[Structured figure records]
··········
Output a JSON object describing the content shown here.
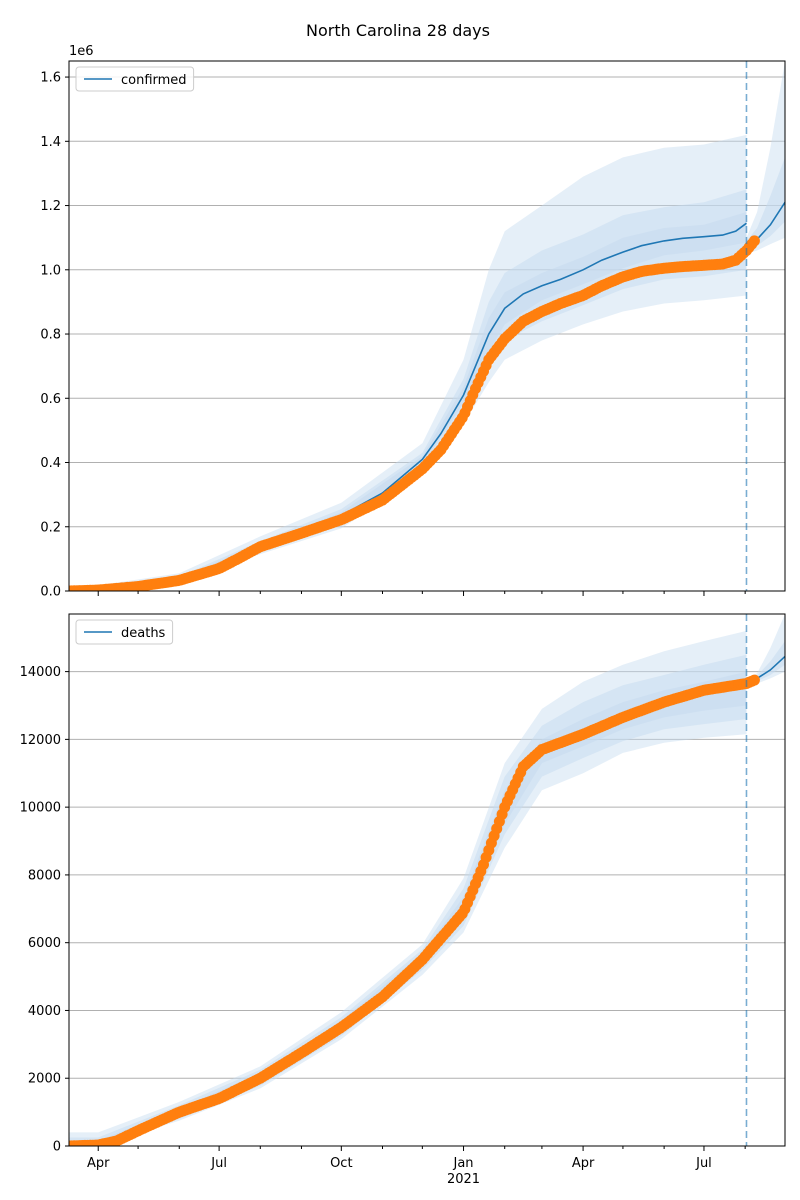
{
  "title": "North Carolina 28 days",
  "chart_data": [
    {
      "type": "line",
      "panel": "top",
      "offset_text": "1e6",
      "xlim": [
        "2020-03-10",
        "2021-08-31"
      ],
      "ylim": [
        0,
        1650000
      ],
      "yticks": [
        0,
        200000,
        400000,
        600000,
        800000,
        1000000,
        1200000,
        1400000,
        1600000
      ],
      "ytick_labels": [
        "0.0",
        "0.2",
        "0.4",
        "0.6",
        "0.8",
        "1.0",
        "1.2",
        "1.4",
        "1.6"
      ],
      "grid": "horizontal",
      "legend": {
        "position": "top-left",
        "entries": [
          "confirmed"
        ]
      },
      "forecast_date": "2021-08-02",
      "colors": {
        "model": "#1f77b4",
        "observed": "#ff7f0e",
        "band": "#c6dbef",
        "vline": "#1f77b4"
      },
      "series": [
        {
          "name": "confirmed",
          "kind": "model",
          "x": [
            "2020-03-10",
            "2020-04-01",
            "2020-05-01",
            "2020-06-01",
            "2020-07-01",
            "2020-07-15",
            "2020-08-01",
            "2020-09-01",
            "2020-10-01",
            "2020-11-01",
            "2020-12-01",
            "2020-12-15",
            "2021-01-01",
            "2021-01-10",
            "2021-01-20",
            "2021-02-01",
            "2021-02-15",
            "2021-03-01",
            "2021-03-15",
            "2021-04-01",
            "2021-04-15",
            "2021-05-01",
            "2021-05-15",
            "2021-06-01",
            "2021-06-15",
            "2021-07-01",
            "2021-07-15",
            "2021-07-25",
            "2021-08-02"
          ],
          "y": [
            0,
            3000,
            14000,
            35000,
            72000,
            105000,
            140000,
            185000,
            235000,
            305000,
            410000,
            490000,
            610000,
            700000,
            800000,
            880000,
            925000,
            950000,
            970000,
            1000000,
            1030000,
            1055000,
            1075000,
            1090000,
            1098000,
            1103000,
            1108000,
            1120000,
            1145000
          ]
        },
        {
          "name": "confirmed forecast",
          "kind": "forecast",
          "x": [
            "2021-08-02",
            "2021-08-10",
            "2021-08-20",
            "2021-08-31"
          ],
          "y": [
            1080000,
            1095000,
            1140000,
            1210000
          ]
        },
        {
          "name": "observed confirmed",
          "kind": "observed",
          "x": [
            "2020-03-10",
            "2020-04-01",
            "2020-05-01",
            "2020-06-01",
            "2020-07-01",
            "2020-07-15",
            "2020-08-01",
            "2020-09-01",
            "2020-10-01",
            "2020-11-01",
            "2020-12-01",
            "2020-12-15",
            "2021-01-01",
            "2021-01-10",
            "2021-01-20",
            "2021-02-01",
            "2021-02-15",
            "2021-03-01",
            "2021-03-15",
            "2021-04-01",
            "2021-04-15",
            "2021-05-01",
            "2021-05-15",
            "2021-06-01",
            "2021-06-15",
            "2021-07-01",
            "2021-07-15",
            "2021-07-25",
            "2021-08-02",
            "2021-08-08"
          ],
          "y": [
            0,
            3000,
            14000,
            33000,
            70000,
            100000,
            138000,
            180000,
            222000,
            283000,
            380000,
            440000,
            545000,
            630000,
            720000,
            785000,
            840000,
            870000,
            895000,
            920000,
            950000,
            978000,
            995000,
            1005000,
            1010000,
            1014000,
            1018000,
            1030000,
            1060000,
            1090000
          ]
        }
      ],
      "bands": [
        {
          "level": "outer",
          "x": [
            "2020-03-10",
            "2020-06-01",
            "2020-08-01",
            "2020-10-01",
            "2020-12-01",
            "2021-01-01",
            "2021-01-20",
            "2021-02-01",
            "2021-03-01",
            "2021-04-01",
            "2021-05-01",
            "2021-06-01",
            "2021-07-01",
            "2021-08-02"
          ],
          "upper": [
            4000,
            55000,
            170000,
            275000,
            460000,
            720000,
            1000000,
            1120000,
            1200000,
            1290000,
            1350000,
            1380000,
            1390000,
            1420000
          ],
          "lower": [
            0,
            22000,
            115000,
            195000,
            360000,
            520000,
            650000,
            720000,
            780000,
            830000,
            870000,
            895000,
            905000,
            920000
          ]
        },
        {
          "level": "middle",
          "x": [
            "2020-03-10",
            "2020-06-01",
            "2020-08-01",
            "2020-10-01",
            "2020-12-01",
            "2021-01-01",
            "2021-01-20",
            "2021-02-01",
            "2021-03-01",
            "2021-04-01",
            "2021-05-01",
            "2021-06-01",
            "2021-07-01",
            "2021-08-02"
          ],
          "upper": [
            2500,
            45000,
            155000,
            255000,
            430000,
            660000,
            900000,
            990000,
            1060000,
            1110000,
            1170000,
            1195000,
            1210000,
            1250000
          ],
          "lower": [
            0,
            28000,
            125000,
            210000,
            380000,
            560000,
            700000,
            780000,
            840000,
            890000,
            940000,
            970000,
            980000,
            1000000
          ]
        },
        {
          "level": "inner",
          "x": [
            "2020-03-10",
            "2020-06-01",
            "2020-08-01",
            "2020-10-01",
            "2020-12-01",
            "2021-01-01",
            "2021-01-20",
            "2021-02-01",
            "2021-03-01",
            "2021-04-01",
            "2021-05-01",
            "2021-06-01",
            "2021-07-01",
            "2021-08-02"
          ],
          "upper": [
            1500,
            40000,
            148000,
            245000,
            420000,
            635000,
            850000,
            930000,
            990000,
            1040000,
            1100000,
            1130000,
            1140000,
            1180000
          ],
          "lower": [
            0,
            31000,
            132000,
            222000,
            395000,
            585000,
            745000,
            830000,
            905000,
            955000,
            1005000,
            1045000,
            1060000,
            1085000
          ]
        },
        {
          "level": "forecast-outer",
          "x": [
            "2021-08-02",
            "2021-08-10",
            "2021-08-20",
            "2021-08-31"
          ],
          "upper": [
            1100000,
            1180000,
            1380000,
            1650000
          ],
          "lower": [
            1050000,
            1060000,
            1080000,
            1100000
          ]
        },
        {
          "level": "forecast-inner",
          "x": [
            "2021-08-02",
            "2021-08-10",
            "2021-08-20",
            "2021-08-31"
          ],
          "upper": [
            1090000,
            1130000,
            1230000,
            1350000
          ],
          "lower": [
            1065000,
            1075000,
            1105000,
            1150000
          ]
        }
      ]
    },
    {
      "type": "line",
      "panel": "bottom",
      "xlim": [
        "2020-03-10",
        "2021-08-31"
      ],
      "ylim": [
        0,
        15700
      ],
      "yticks": [
        0,
        2000,
        4000,
        6000,
        8000,
        10000,
        12000,
        14000
      ],
      "ytick_labels": [
        "0",
        "2000",
        "4000",
        "6000",
        "8000",
        "10000",
        "12000",
        "14000"
      ],
      "xticks": [
        "2020-04-01",
        "2020-07-01",
        "2020-10-01",
        "2021-01-01",
        "2021-04-01",
        "2021-07-01"
      ],
      "xtick_labels": [
        "Apr",
        "Jul",
        "Oct",
        "Jan",
        "Apr",
        "Jul"
      ],
      "xtick_sublabel": "2021",
      "xminor_ticks": [
        "2020-05-01",
        "2020-06-01",
        "2020-08-01",
        "2020-09-01",
        "2020-11-01",
        "2020-12-01",
        "2021-02-01",
        "2021-03-01",
        "2021-05-01",
        "2021-06-01",
        "2021-08-01",
        "2021-09-01"
      ],
      "grid": "horizontal",
      "legend": {
        "position": "top-left",
        "entries": [
          "deaths"
        ]
      },
      "forecast_date": "2021-08-02",
      "colors": {
        "model": "#1f77b4",
        "observed": "#ff7f0e",
        "band": "#c6dbef",
        "vline": "#1f77b4"
      },
      "series": [
        {
          "name": "deaths",
          "kind": "model",
          "x": [
            "2020-03-10",
            "2020-04-15",
            "2020-05-01",
            "2020-06-01",
            "2020-07-01",
            "2020-08-01",
            "2020-09-01",
            "2020-10-01",
            "2020-11-01",
            "2020-12-01",
            "2021-01-01",
            "2021-01-15",
            "2021-02-01",
            "2021-02-15",
            "2021-03-01",
            "2021-04-01",
            "2021-05-01",
            "2021-06-01",
            "2021-07-01",
            "2021-08-02"
          ],
          "y": [
            0,
            150,
            450,
            1000,
            1450,
            2050,
            2800,
            3550,
            4350,
            5500,
            7000,
            8200,
            10000,
            11200,
            11700,
            12150,
            12650,
            13100,
            13450,
            13700
          ]
        },
        {
          "name": "deaths forecast",
          "kind": "forecast",
          "x": [
            "2021-08-02",
            "2021-08-10",
            "2021-08-20",
            "2021-08-31"
          ],
          "y": [
            13700,
            13800,
            14050,
            14450
          ]
        },
        {
          "name": "observed deaths",
          "kind": "observed",
          "x": [
            "2020-03-10",
            "2020-04-01",
            "2020-04-15",
            "2020-05-01",
            "2020-06-01",
            "2020-07-01",
            "2020-08-01",
            "2020-09-01",
            "2020-10-01",
            "2020-11-01",
            "2020-12-01",
            "2021-01-01",
            "2021-01-15",
            "2021-02-01",
            "2021-02-15",
            "2021-03-01",
            "2021-04-01",
            "2021-05-01",
            "2021-06-01",
            "2021-07-01",
            "2021-08-02",
            "2021-08-08"
          ],
          "y": [
            0,
            30,
            150,
            450,
            1000,
            1400,
            2000,
            2750,
            3500,
            4400,
            5500,
            6900,
            8200,
            10000,
            11200,
            11700,
            12150,
            12650,
            13100,
            13450,
            13650,
            13750
          ]
        }
      ],
      "bands": [
        {
          "level": "outer",
          "x": [
            "2020-03-10",
            "2020-04-01",
            "2020-06-01",
            "2020-08-01",
            "2020-10-01",
            "2020-12-01",
            "2021-01-01",
            "2021-02-01",
            "2021-03-01",
            "2021-04-01",
            "2021-05-01",
            "2021-06-01",
            "2021-07-01",
            "2021-08-02"
          ],
          "upper": [
            400,
            400,
            1300,
            2350,
            3950,
            5950,
            7900,
            11300,
            12900,
            13700,
            14200,
            14600,
            14900,
            15200
          ],
          "lower": [
            0,
            0,
            750,
            1700,
            3150,
            5050,
            6300,
            8800,
            10500,
            11000,
            11600,
            11900,
            12050,
            12150
          ]
        },
        {
          "level": "middle",
          "x": [
            "2020-03-10",
            "2020-04-01",
            "2020-06-01",
            "2020-08-01",
            "2020-10-01",
            "2020-12-01",
            "2021-01-01",
            "2021-02-01",
            "2021-03-01",
            "2021-04-01",
            "2021-05-01",
            "2021-06-01",
            "2021-07-01",
            "2021-08-02"
          ],
          "upper": [
            250,
            250,
            1200,
            2250,
            3800,
            5800,
            7600,
            10900,
            12400,
            13100,
            13600,
            13900,
            14200,
            14500
          ],
          "lower": [
            0,
            0,
            800,
            1780,
            3250,
            5200,
            6500,
            9200,
            10900,
            11450,
            11950,
            12300,
            12450,
            12600
          ]
        },
        {
          "level": "inner",
          "x": [
            "2020-03-10",
            "2020-04-01",
            "2020-06-01",
            "2020-08-01",
            "2020-10-01",
            "2020-12-01",
            "2021-01-01",
            "2021-02-01",
            "2021-03-01",
            "2021-04-01",
            "2021-05-01",
            "2021-06-01",
            "2021-07-01",
            "2021-08-02"
          ],
          "upper": [
            150,
            150,
            1120,
            2150,
            3700,
            5700,
            7350,
            10500,
            12000,
            12600,
            13100,
            13450,
            13700,
            14000
          ],
          "lower": [
            0,
            0,
            880,
            1860,
            3350,
            5320,
            6700,
            9500,
            11300,
            11800,
            12300,
            12650,
            12850,
            13000
          ]
        },
        {
          "level": "forecast-outer",
          "x": [
            "2021-08-02",
            "2021-08-10",
            "2021-08-20",
            "2021-08-31"
          ],
          "upper": [
            13800,
            13950,
            14700,
            15700
          ],
          "lower": [
            13600,
            13650,
            13800,
            14000
          ]
        },
        {
          "level": "forecast-inner",
          "x": [
            "2021-08-02",
            "2021-08-10",
            "2021-08-20",
            "2021-08-31"
          ],
          "upper": [
            13750,
            13880,
            14300,
            14900
          ],
          "lower": [
            13650,
            13720,
            13900,
            14200
          ]
        }
      ]
    }
  ]
}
··········
[PROBLEM TO SOLVE] Spot every line that holds "deaths" and copy it.

[IN RESPONSE]
          "deaths"
          "name": "deaths",
          "name": "deaths forecast",
          "name": "observed deaths",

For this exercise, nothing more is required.